■ What the task requires: Repeat all of the material below exactly as written, images excluded.

■ Supplied data:

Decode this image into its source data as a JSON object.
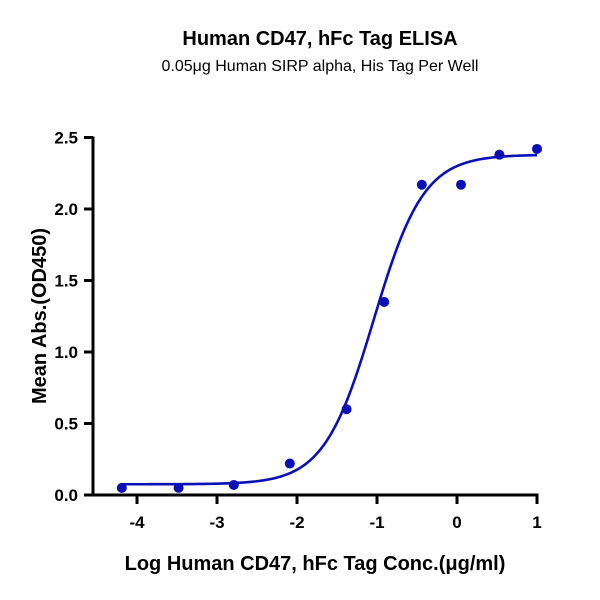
{
  "chart_data": {
    "type": "scatter",
    "title": "Human CD47, hFc Tag ELISA",
    "subtitle": "0.05μg Human SIRP alpha, His Tag Per Well",
    "xlabel": "Log Human CD47, hFc Tag Conc.(μg/ml)",
    "ylabel": "Mean Abs.(OD450)",
    "xlim": [
      -4.55,
      1
    ],
    "ylim": [
      0,
      2.5
    ],
    "xticks": [
      -4,
      -3,
      -2,
      -1,
      0,
      1
    ],
    "yticks": [
      0.0,
      0.5,
      1.0,
      1.5,
      2.0,
      2.5
    ],
    "xtick_labels": [
      "-4",
      "-3",
      "-2",
      "-1",
      "0",
      "1"
    ],
    "ytick_labels": [
      "0.0",
      "0.5",
      "1.0",
      "1.5",
      "2.0",
      "2.5"
    ],
    "grid": false,
    "color": "#0a10b8",
    "series": [
      {
        "x": [
          -4.19,
          -3.48,
          -2.79,
          -2.09,
          -1.38,
          -0.91,
          -0.44,
          0.05,
          0.53,
          1.0
        ],
        "y": [
          0.05,
          0.05,
          0.07,
          0.22,
          0.6,
          1.35,
          2.17,
          2.17,
          2.38,
          2.42
        ]
      }
    ],
    "fit": {
      "model": "4PL",
      "bottom": 0.075,
      "top": 2.38,
      "log_ec50": -1.04,
      "hill_slope": 1.39
    }
  }
}
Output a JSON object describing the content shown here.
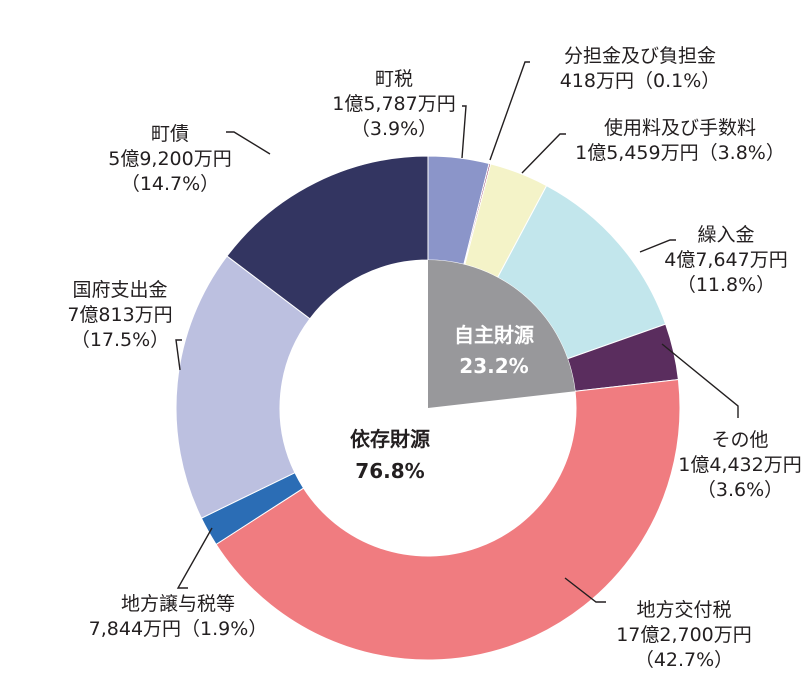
{
  "chart_data": {
    "type": "pie",
    "donut": true,
    "unit": "%",
    "slices": [
      {
        "label": "町税",
        "amount": "1億5,787万円",
        "percent_text": "（3.9%）",
        "value": 3.9,
        "color": "#8b95c9"
      },
      {
        "label": "分担金及び負担金",
        "amount": "418万円",
        "percent_text": "（0.1%）",
        "value": 0.1,
        "color": "#8c2a55"
      },
      {
        "label": "使用料及び手数料",
        "amount": "1億5,459万円",
        "percent_text": "（3.8%）",
        "value": 3.8,
        "color": "#f4f3c8"
      },
      {
        "label": "繰入金",
        "amount": "4億7,647万円",
        "percent_text": "（11.8%）",
        "value": 11.8,
        "color": "#c2e6ec"
      },
      {
        "label": "その他",
        "amount": "1億4,432万円",
        "percent_text": "（3.6%）",
        "value": 3.6,
        "color": "#5a2d5e"
      },
      {
        "label": "地方交付税",
        "amount": "17億2,700万円",
        "percent_text": "（42.7%）",
        "value": 42.7,
        "color": "#f07c80"
      },
      {
        "label": "地方譲与税等",
        "amount": "7,844万円",
        "percent_text": "（1.9%）",
        "value": 1.9,
        "color": "#2b6db5"
      },
      {
        "label": "国府支出金",
        "amount": "7億813万円",
        "percent_text": "（17.5%）",
        "value": 17.5,
        "color": "#bcc0e0"
      },
      {
        "label": "町債",
        "amount": "5億9,200万円",
        "percent_text": "（14.7%）",
        "value": 14.7,
        "color": "#333561"
      }
    ],
    "groups": [
      {
        "label": "自主財源",
        "percent": "23.2%",
        "value": 23.2,
        "color": "#98989b"
      },
      {
        "label": "依存財源",
        "percent": "76.8%",
        "value": 76.8
      }
    ]
  }
}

■ The completed task:
Decode this image into its source data as a JSON object.
{
  "chart_data": {
    "type": "scatter",
    "title": "Human CD47, hFc Tag ELISA",
    "subtitle": "0.05μg Human SIRP alpha, His Tag Per Well",
    "xlabel": "Log Human CD47, hFc Tag Conc.(μg/ml)",
    "ylabel": "Mean Abs.(OD450)",
    "xlim": [
      -4.55,
      1
    ],
    "ylim": [
      0,
      2.5
    ],
    "xticks": [
      -4,
      -3,
      -2,
      -1,
      0,
      1
    ],
    "yticks": [
      0.0,
      0.5,
      1.0,
      1.5,
      2.0,
      2.5
    ],
    "xtick_labels": [
      "-4",
      "-3",
      "-2",
      "-1",
      "0",
      "1"
    ],
    "ytick_labels": [
      "0.0",
      "0.5",
      "1.0",
      "1.5",
      "2.0",
      "2.5"
    ],
    "grid": false,
    "color": "#0a10b8",
    "series": [
      {
        "x": [
          -4.19,
          -3.48,
          -2.79,
          -2.09,
          -1.38,
          -0.91,
          -0.44,
          0.05,
          0.53,
          1.0
        ],
        "y": [
          0.05,
          0.05,
          0.07,
          0.22,
          0.6,
          1.35,
          2.17,
          2.17,
          2.38,
          2.42
        ]
      }
    ],
    "fit": {
      "model": "4PL",
      "bottom": 0.075,
      "top": 2.38,
      "log_ec50": -1.04,
      "hill_slope": 1.39
    }
  }
}
Output a JSON object describing the content shown here.
{
  "chart_data": {
    "type": "pie",
    "donut": true,
    "unit": "%",
    "slices": [
      {
        "label": "町税",
        "amount": "1億5,787万円",
        "percent_text": "（3.9%）",
        "value": 3.9,
        "color": "#8b95c9"
      },
      {
        "label": "分担金及び負担金",
        "amount": "418万円",
        "percent_text": "（0.1%）",
        "value": 0.1,
        "color": "#8c2a55"
      },
      {
        "label": "使用料及び手数料",
        "amount": "1億5,459万円",
        "percent_text": "（3.8%）",
        "value": 3.8,
        "color": "#f4f3c8"
      },
      {
        "label": "繰入金",
        "amount": "4億7,647万円",
        "percent_text": "（11.8%）",
        "value": 11.8,
        "color": "#c2e6ec"
      },
      {
        "label": "その他",
        "amount": "1億4,432万円",
        "percent_text": "（3.6%）",
        "value": 3.6,
        "color": "#5a2d5e"
      },
      {
        "label": "地方交付税",
        "amount": "17億2,700万円",
        "percent_text": "（42.7%）",
        "value": 42.7,
        "color": "#f07c80"
      },
      {
        "label": "地方譲与税等",
        "amount": "7,844万円",
        "percent_text": "（1.9%）",
        "value": 1.9,
        "color": "#2b6db5"
      },
      {
        "label": "国府支出金",
        "amount": "7億813万円",
        "percent_text": "（17.5%）",
        "value": 17.5,
        "color": "#bcc0e0"
      },
      {
        "label": "町債",
        "amount": "5億9,200万円",
        "percent_text": "（14.7%）",
        "value": 14.7,
        "color": "#333561"
      }
    ],
    "groups": [
      {
        "label": "自主財源",
        "percent": "23.2%",
        "value": 23.2,
        "color": "#98989b"
      },
      {
        "label": "依存財源",
        "percent": "76.8%",
        "value": 76.8
      }
    ]
  }
}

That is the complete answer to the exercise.